* _WHAT THE EXERCISE ASKS_: Copy out all the entries exactly.

* _STORED ROWS_:
......

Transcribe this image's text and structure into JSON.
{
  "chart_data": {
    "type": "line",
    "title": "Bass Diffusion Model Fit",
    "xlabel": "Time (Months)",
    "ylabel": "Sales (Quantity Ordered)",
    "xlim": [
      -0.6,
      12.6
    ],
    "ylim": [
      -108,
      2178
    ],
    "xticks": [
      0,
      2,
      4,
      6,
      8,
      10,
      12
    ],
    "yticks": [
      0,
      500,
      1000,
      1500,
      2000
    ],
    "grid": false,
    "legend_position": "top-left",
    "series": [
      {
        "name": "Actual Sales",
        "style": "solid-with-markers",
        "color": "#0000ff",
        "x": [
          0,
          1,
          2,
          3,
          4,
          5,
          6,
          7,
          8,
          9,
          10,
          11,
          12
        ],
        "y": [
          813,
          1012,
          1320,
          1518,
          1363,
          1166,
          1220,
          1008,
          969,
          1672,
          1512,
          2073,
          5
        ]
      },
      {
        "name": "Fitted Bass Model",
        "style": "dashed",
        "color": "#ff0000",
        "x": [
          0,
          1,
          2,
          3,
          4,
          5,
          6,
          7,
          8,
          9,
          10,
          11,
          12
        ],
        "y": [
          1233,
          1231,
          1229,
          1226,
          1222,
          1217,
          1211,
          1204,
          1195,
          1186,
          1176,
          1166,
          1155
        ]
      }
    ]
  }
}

......

* _IN RESPONSE_:
Transcribe this image's text and structure into JSON.
{
  "chart_data": {
    "type": "line",
    "title": "Bass Diffusion Model Fit",
    "xlabel": "Time (Months)",
    "ylabel": "Sales (Quantity Ordered)",
    "xlim": [
      -0.6,
      12.6
    ],
    "ylim": [
      -108,
      2178
    ],
    "xticks": [
      0,
      2,
      4,
      6,
      8,
      10,
      12
    ],
    "yticks": [
      0,
      500,
      1000,
      1500,
      2000
    ],
    "grid": false,
    "legend_position": "top-left",
    "series": [
      {
        "name": "Actual Sales",
        "style": "solid-with-markers",
        "color": "#0000ff",
        "x": [
          0,
          1,
          2,
          3,
          4,
          5,
          6,
          7,
          8,
          9,
          10,
          11,
          12
        ],
        "y": [
          813,
          1012,
          1320,
          1518,
          1363,
          1166,
          1220,
          1008,
          969,
          1672,
          1512,
          2073,
          5
        ]
      },
      {
        "name": "Fitted Bass Model",
        "style": "dashed",
        "color": "#ff0000",
        "x": [
          0,
          1,
          2,
          3,
          4,
          5,
          6,
          7,
          8,
          9,
          10,
          11,
          12
        ],
        "y": [
          1233,
          1231,
          1229,
          1226,
          1222,
          1217,
          1211,
          1204,
          1195,
          1186,
          1176,
          1166,
          1155
        ]
      }
    ]
  }
}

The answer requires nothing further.